> **Directions for this task**:
Copy word for word the stretch of the article on Bryan Stevenson's talk from "Stevenson spoke at" through "as an attorney.".

══ Provided text ══

He is the best-selling author of the memoir Just Mercy. He is an attorney who has argued in front of the Supreme Court five times. He is the founder and the executive director of the Equal Justice Initiative. His name is Bryan Stevenson, and with all of these accolades, he admits that he is broken.
Stevenson spoke at Jesse Auditorium Sunday afternoon for his talk, titled "American Injustice." With quick spoken eloquence, Stevenson touched on matters such as the death penalty, mass incarceration, race and ways to improve and change the world. Over 20 groups associated with MU sponsored the event.
Interim UM System President Michael Middleton gave Stevenson a brief introduction. Then Stevenson, a The New York Times’ best-selling author, went on to vividly describe times he's experienced blatant racism. He also told gut-wrenching, emotional stories about the inmates on death row whom he tried to help as an attorney.
To change the world, Stevenson says there are a few things people need to work on. The first is getting close to the problems he says are infecting society. “You’ve got to get close to the problems that you want to address,” Stevenson says. “Without proximity you’re not going to be effective.”
Stevenson also says that for things to change for the better, people have to remain hopeful, and he urged the activist types in the audience to think broadly. Similar to the co-founders of the Black Lives Matter movement who spoke at Jesse Auditorium in February, Stevenson says it is necessary for people to look at the bigger spectrum when contemplating the issue of racism. “It’s not just here,” he says. “It’s everywhere.”

═══
══ Record set ══

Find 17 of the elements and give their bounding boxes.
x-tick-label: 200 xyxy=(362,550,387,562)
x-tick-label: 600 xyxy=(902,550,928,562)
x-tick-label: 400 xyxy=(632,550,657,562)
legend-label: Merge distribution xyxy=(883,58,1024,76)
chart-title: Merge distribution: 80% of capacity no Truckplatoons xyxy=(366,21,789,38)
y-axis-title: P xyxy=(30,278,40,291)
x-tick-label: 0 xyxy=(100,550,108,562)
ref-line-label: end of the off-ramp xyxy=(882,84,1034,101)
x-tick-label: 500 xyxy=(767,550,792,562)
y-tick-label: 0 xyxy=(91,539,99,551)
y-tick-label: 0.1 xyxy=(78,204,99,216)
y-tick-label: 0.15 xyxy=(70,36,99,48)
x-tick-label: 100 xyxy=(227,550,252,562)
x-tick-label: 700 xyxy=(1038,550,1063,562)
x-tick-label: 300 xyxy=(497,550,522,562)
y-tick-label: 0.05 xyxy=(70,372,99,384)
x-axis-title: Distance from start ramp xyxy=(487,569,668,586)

═══

> **Written answer**:
Stevenson spoke at Jesse Auditorium Sunday afternoon for his talk, titled "American Injustice." With quick spoken eloquence, Stevenson touched on matters such as the death penalty, mass incarceration, race and ways to improve and change the world. Over 20 groups associated with MU sponsored the event.
Interim UM System President Michael Middleton gave Stevenson a brief introduction. Then Stevenson, a The New York Times’ best-selling author, went on to vividly describe times he's experienced blatant racism. He also told gut-wrenching, emotional stories about the inmates on death row whom he tried to help as an attorney.